● **SET EXERCISE**
Copy each line of the data below with the word "value".
### RECORDS PROVIDED ###
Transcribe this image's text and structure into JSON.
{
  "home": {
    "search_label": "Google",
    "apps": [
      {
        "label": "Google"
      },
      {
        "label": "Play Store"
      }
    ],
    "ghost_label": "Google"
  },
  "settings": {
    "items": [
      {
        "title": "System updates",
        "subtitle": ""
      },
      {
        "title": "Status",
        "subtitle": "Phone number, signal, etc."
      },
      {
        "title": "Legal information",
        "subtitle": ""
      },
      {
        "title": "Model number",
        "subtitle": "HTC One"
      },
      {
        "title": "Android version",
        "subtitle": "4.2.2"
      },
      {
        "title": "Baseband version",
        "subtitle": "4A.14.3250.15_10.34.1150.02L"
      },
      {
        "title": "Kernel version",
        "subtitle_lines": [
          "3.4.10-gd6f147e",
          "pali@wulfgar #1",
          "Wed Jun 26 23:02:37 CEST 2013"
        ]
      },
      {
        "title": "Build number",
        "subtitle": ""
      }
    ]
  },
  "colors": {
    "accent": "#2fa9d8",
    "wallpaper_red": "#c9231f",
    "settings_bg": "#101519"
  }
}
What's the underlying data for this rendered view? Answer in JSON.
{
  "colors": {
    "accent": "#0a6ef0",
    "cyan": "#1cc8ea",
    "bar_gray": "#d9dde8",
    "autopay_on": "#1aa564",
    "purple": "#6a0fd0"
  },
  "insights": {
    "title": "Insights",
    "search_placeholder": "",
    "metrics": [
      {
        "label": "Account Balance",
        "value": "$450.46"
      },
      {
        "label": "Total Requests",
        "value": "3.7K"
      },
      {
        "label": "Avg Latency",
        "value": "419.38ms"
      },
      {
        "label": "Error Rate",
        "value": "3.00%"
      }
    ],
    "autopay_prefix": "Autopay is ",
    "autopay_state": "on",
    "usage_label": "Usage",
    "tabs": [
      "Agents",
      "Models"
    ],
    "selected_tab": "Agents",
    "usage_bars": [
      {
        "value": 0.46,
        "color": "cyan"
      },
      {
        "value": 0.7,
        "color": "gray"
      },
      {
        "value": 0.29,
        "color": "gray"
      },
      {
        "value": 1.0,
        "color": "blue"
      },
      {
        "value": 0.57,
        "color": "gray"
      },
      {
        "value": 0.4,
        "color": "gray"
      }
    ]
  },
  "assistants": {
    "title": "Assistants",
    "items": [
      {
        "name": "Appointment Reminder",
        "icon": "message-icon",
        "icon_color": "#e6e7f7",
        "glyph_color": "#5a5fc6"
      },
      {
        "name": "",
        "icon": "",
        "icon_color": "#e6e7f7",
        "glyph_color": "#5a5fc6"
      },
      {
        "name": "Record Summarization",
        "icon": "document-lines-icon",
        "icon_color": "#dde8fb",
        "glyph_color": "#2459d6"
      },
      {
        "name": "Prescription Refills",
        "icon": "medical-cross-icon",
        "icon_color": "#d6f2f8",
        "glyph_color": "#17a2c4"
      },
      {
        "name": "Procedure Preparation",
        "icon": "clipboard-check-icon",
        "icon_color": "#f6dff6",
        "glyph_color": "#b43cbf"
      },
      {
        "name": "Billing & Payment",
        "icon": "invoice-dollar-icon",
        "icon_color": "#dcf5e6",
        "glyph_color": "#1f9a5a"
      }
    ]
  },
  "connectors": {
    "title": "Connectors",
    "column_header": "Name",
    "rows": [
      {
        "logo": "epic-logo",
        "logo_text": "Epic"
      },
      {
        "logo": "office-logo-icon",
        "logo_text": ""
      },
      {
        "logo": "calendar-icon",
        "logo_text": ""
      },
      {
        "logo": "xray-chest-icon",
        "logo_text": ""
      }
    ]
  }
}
###
● **TASK OUTPUT**
        "value": "$450.46"
        "value": "3.7K"
        "value": "419.38ms"
        "value": "3.00%"
        "value": 0.46,
        "value": 0.7,
        "value": 0.29,
        "value": 1.0,
        "value": 0.57,
        "value": 0.4,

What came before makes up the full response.